▶ [WRITTEN EXERCISE]:
Below are entries. Pull out all lines containing "frac".
□ □ □ □ □ □ □
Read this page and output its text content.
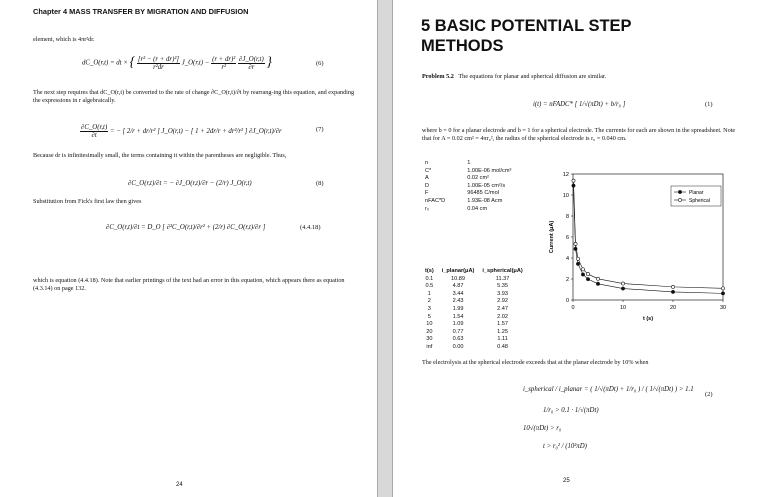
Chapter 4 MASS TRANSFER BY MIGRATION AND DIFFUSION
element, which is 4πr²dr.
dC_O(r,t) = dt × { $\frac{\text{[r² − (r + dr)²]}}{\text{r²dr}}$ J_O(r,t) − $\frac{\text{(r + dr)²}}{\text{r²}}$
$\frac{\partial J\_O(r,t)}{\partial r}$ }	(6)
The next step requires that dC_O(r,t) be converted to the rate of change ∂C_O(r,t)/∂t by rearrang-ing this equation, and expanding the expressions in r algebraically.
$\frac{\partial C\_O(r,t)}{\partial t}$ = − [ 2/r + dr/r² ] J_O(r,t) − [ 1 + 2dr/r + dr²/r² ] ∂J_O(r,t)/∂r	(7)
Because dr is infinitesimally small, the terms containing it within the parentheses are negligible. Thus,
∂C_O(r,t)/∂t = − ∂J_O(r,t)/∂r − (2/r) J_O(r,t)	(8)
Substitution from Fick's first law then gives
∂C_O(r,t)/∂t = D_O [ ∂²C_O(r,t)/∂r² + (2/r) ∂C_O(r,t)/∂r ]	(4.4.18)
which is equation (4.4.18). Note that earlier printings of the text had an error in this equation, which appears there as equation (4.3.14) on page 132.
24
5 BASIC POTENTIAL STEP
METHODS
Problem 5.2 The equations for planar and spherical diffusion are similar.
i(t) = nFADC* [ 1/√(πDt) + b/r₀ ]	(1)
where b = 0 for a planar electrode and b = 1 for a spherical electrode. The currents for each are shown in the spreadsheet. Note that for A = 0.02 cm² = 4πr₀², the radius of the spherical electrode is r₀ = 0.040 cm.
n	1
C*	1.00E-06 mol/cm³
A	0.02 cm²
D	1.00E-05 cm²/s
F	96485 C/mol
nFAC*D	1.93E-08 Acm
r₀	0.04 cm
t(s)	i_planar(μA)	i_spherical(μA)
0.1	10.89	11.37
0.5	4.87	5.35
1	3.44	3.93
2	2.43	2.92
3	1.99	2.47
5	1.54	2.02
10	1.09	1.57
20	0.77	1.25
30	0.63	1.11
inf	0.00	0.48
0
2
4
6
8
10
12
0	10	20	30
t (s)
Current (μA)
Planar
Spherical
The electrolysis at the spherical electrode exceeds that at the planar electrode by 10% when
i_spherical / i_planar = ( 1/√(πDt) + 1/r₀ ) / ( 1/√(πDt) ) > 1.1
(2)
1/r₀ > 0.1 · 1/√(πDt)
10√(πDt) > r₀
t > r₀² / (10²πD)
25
□ □ □ □ □ □ □
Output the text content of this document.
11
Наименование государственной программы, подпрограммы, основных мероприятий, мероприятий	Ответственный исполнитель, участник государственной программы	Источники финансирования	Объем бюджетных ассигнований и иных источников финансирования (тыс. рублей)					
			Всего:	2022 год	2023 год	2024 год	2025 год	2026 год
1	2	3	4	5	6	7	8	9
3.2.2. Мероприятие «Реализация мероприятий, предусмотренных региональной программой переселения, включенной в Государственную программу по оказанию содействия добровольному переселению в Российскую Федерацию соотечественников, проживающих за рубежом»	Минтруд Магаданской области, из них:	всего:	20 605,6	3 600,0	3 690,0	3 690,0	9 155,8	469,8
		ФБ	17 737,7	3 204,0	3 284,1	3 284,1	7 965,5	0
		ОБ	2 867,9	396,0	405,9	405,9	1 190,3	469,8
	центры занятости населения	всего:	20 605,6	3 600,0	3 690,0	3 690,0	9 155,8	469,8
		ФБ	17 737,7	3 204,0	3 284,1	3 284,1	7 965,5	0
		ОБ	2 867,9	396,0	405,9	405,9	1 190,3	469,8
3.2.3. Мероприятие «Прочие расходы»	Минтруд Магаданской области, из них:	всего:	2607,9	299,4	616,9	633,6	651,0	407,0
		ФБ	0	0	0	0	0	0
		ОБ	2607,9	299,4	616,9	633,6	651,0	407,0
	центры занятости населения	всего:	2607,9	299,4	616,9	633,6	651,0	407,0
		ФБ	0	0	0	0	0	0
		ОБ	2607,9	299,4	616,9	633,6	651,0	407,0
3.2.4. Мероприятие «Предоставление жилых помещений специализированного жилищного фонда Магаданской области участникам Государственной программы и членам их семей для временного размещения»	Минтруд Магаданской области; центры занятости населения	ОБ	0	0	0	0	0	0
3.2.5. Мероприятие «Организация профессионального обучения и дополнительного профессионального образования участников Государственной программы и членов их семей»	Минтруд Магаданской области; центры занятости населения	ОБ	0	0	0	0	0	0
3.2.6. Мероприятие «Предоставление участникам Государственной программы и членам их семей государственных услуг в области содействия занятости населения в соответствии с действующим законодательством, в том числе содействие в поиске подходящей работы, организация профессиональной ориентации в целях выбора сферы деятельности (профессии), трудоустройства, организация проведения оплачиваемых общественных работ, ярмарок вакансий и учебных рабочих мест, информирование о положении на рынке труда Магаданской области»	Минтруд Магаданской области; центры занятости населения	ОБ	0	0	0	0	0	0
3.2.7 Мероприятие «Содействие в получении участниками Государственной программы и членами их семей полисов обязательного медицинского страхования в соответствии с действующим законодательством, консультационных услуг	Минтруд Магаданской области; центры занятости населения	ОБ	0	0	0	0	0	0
□ □ □ □ □ □ □
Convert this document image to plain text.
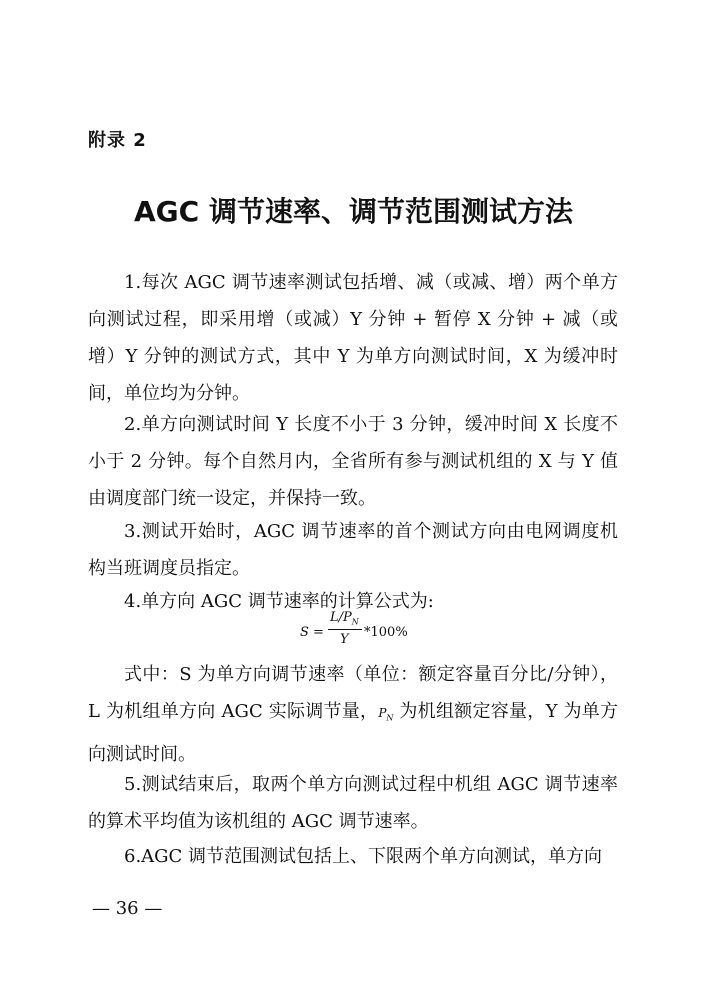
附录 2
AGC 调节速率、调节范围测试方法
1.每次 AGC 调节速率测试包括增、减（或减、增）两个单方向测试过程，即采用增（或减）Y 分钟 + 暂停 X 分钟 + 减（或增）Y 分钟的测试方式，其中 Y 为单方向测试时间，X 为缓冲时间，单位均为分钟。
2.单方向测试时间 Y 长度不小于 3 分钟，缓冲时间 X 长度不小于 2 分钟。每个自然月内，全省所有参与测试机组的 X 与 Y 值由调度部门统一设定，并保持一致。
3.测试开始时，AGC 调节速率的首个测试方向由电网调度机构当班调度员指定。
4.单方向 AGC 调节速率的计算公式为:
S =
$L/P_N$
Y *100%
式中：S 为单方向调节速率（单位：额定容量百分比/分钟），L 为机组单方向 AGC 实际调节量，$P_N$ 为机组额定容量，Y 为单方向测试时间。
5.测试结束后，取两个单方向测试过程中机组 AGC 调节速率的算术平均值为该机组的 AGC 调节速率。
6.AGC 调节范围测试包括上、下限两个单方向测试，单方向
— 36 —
□ □ □ □ □ □ □
▶ [SOLUTION TO THIS PROBLEM]:
dC_O(r,t) = dt × { $\frac{\text{[r² − (r + dr)²]}}{\text{r²dr}}$ J_O(r,t) − $\frac{\text{(r + dr)²}}{\text{r²}}$
$\frac{\partial J\_O(r,t)}{\partial r}$ }	(6)
$\frac{\partial C\_O(r,t)}{\partial t}$ = − [ 2/r + dr/r² ] J_O(r,t) − [ 1 + 2dr/r + dr²/r² ] ∂J_O(r,t)/∂r	(7)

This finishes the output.